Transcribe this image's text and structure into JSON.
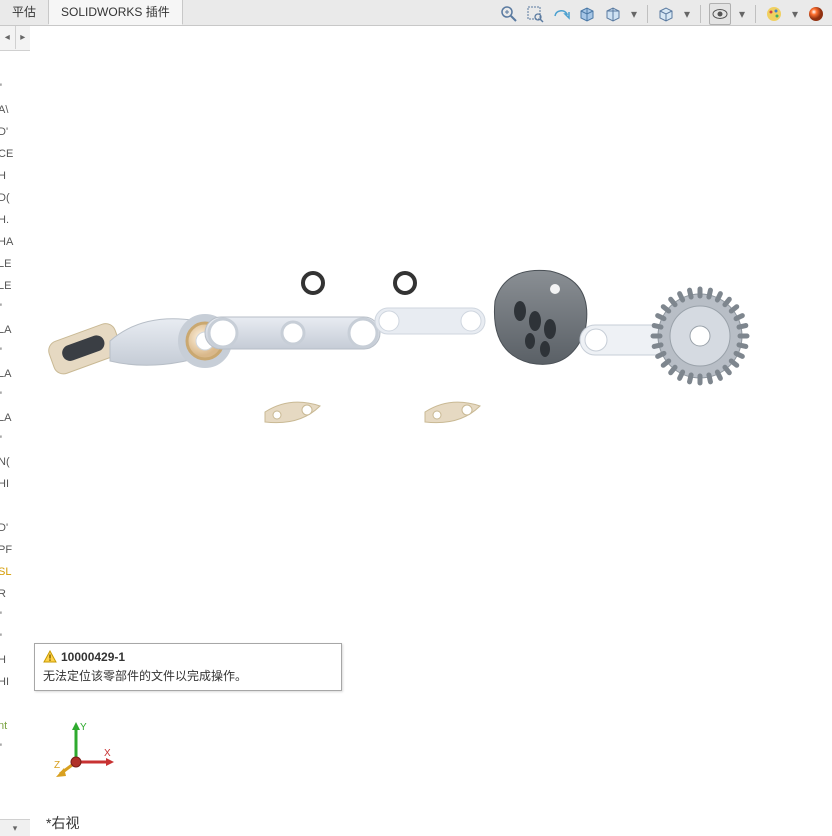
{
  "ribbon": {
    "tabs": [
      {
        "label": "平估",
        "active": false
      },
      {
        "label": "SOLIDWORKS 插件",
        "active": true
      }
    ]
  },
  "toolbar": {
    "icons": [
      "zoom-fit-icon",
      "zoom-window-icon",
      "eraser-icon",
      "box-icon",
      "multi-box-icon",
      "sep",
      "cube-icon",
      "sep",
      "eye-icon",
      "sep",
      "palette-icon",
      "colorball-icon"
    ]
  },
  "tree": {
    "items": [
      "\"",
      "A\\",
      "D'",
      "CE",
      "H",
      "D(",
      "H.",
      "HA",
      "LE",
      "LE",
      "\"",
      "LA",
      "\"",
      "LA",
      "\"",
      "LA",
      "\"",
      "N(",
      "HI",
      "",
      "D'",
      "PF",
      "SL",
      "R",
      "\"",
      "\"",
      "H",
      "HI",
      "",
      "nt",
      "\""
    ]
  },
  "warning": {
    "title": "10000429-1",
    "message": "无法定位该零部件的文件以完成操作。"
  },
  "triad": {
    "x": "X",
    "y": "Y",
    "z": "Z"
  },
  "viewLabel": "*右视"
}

EXERCISE INSTRUCTIONS:
Transcribe the full listing character for character. Pictures are excluded.

TASK OUTPUT:
Transcribe this image's text and structure into JSON.
{
  "ribbon": {
    "tabs": [
      {
        "label": "平估",
        "active": false
      },
      {
        "label": "SOLIDWORKS 插件",
        "active": true
      }
    ]
  },
  "toolbar": {
    "icons": [
      "zoom-fit-icon",
      "zoom-window-icon",
      "eraser-icon",
      "box-icon",
      "multi-box-icon",
      "sep",
      "cube-icon",
      "sep",
      "eye-icon",
      "sep",
      "palette-icon",
      "colorball-icon"
    ]
  },
  "tree": {
    "items": [
      "\"",
      "A\\",
      "D'",
      "CE",
      "H",
      "D(",
      "H.",
      "HA",
      "LE",
      "LE",
      "\"",
      "LA",
      "\"",
      "LA",
      "\"",
      "LA",
      "\"",
      "N(",
      "HI",
      "",
      "D'",
      "PF",
      "SL",
      "R",
      "\"",
      "\"",
      "H",
      "HI",
      "",
      "nt",
      "\""
    ]
  },
  "warning": {
    "title": "10000429-1",
    "message": "无法定位该零部件的文件以完成操作。"
  },
  "triad": {
    "x": "X",
    "y": "Y",
    "z": "Z"
  },
  "viewLabel": "*右视"
}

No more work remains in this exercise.